Exercise task: Report how many lines hold the word "minimum"; give nothing but the number.

Provided records:
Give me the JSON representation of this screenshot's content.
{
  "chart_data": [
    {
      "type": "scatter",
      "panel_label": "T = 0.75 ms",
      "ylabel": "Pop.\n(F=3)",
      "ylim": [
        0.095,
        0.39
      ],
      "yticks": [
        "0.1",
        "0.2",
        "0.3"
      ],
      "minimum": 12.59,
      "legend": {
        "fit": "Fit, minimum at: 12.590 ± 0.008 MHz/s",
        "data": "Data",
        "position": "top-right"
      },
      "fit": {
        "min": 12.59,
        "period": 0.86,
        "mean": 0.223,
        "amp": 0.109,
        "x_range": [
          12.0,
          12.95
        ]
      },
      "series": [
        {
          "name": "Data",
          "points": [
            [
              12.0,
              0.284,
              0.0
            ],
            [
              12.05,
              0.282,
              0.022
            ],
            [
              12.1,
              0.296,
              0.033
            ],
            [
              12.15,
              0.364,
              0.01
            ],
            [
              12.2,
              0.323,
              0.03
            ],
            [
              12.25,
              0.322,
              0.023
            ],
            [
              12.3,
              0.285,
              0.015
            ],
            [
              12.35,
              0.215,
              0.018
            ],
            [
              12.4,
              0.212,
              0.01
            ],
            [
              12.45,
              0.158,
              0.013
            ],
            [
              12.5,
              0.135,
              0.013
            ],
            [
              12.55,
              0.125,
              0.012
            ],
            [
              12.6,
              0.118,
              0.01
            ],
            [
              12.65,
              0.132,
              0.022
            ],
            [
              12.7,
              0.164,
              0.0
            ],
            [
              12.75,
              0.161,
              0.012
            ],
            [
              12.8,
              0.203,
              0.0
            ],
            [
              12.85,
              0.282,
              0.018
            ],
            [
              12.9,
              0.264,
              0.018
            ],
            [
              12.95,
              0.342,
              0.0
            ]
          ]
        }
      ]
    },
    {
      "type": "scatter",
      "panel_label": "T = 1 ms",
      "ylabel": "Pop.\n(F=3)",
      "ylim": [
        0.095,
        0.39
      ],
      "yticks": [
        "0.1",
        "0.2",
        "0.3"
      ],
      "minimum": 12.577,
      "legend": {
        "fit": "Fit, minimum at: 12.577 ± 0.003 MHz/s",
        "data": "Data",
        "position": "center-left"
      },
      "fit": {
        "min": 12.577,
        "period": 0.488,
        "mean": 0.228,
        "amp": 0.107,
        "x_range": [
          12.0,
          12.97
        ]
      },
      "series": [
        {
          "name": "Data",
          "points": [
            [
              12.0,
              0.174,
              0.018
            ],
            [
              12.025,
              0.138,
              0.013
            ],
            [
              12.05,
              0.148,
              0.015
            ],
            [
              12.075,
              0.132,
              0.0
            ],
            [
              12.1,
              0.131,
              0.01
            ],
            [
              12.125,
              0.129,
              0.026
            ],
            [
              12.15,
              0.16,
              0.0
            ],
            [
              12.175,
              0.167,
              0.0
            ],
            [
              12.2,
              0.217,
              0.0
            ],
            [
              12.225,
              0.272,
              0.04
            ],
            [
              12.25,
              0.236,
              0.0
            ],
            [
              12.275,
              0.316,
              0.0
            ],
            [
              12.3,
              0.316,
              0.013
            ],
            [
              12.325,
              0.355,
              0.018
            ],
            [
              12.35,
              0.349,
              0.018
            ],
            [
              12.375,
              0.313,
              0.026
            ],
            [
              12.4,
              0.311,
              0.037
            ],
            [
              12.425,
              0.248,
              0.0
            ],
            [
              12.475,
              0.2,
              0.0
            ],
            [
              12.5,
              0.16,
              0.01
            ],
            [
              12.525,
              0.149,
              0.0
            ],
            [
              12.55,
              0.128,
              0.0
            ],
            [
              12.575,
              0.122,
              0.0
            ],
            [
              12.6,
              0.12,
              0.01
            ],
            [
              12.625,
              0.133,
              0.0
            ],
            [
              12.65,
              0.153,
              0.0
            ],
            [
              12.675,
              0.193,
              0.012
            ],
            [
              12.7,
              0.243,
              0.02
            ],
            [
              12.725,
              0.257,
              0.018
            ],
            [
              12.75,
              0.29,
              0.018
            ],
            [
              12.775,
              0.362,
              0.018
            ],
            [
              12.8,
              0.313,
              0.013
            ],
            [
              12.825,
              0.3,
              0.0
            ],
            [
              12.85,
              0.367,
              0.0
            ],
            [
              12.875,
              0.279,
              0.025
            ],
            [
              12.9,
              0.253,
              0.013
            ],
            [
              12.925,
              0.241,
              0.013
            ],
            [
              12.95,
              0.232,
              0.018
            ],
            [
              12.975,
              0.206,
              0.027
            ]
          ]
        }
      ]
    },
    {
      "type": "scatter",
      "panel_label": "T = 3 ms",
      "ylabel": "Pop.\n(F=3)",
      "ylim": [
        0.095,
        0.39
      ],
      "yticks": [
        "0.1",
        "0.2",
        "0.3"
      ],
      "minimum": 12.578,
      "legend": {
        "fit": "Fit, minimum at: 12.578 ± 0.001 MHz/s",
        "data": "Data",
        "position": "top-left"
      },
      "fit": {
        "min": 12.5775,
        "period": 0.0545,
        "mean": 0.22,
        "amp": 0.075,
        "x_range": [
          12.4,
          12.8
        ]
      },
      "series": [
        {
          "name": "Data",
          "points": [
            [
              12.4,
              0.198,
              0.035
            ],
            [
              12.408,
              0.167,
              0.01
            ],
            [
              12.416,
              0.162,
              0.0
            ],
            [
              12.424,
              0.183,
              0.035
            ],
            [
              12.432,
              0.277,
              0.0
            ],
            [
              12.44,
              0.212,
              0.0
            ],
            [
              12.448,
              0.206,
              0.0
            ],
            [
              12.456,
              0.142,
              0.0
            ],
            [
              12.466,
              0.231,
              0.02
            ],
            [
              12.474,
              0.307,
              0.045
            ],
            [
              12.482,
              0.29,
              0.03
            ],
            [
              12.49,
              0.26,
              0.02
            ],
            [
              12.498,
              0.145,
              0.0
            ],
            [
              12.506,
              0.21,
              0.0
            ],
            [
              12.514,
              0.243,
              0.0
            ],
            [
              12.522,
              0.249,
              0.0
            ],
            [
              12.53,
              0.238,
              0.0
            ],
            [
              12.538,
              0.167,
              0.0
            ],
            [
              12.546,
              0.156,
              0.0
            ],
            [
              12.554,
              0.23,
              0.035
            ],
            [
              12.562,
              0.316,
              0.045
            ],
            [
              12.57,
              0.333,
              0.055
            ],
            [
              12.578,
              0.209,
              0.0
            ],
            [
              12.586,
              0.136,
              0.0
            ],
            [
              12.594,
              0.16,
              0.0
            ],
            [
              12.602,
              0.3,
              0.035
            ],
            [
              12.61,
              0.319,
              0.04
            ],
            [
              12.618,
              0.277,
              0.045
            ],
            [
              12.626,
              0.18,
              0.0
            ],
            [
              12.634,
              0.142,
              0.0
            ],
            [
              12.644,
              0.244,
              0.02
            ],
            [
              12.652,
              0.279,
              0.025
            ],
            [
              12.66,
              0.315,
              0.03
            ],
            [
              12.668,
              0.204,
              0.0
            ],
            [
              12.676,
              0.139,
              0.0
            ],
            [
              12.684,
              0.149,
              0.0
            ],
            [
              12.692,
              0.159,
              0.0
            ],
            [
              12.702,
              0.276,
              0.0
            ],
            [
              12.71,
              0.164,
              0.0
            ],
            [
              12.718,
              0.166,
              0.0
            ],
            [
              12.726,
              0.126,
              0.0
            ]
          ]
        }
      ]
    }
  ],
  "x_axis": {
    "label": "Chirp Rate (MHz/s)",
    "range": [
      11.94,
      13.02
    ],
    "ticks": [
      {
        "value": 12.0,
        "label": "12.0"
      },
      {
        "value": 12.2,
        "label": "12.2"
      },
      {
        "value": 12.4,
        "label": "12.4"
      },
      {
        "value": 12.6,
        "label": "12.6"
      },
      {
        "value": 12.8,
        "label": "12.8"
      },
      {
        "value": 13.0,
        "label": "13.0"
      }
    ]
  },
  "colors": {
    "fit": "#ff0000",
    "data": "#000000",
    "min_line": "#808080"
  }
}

Written reply: 6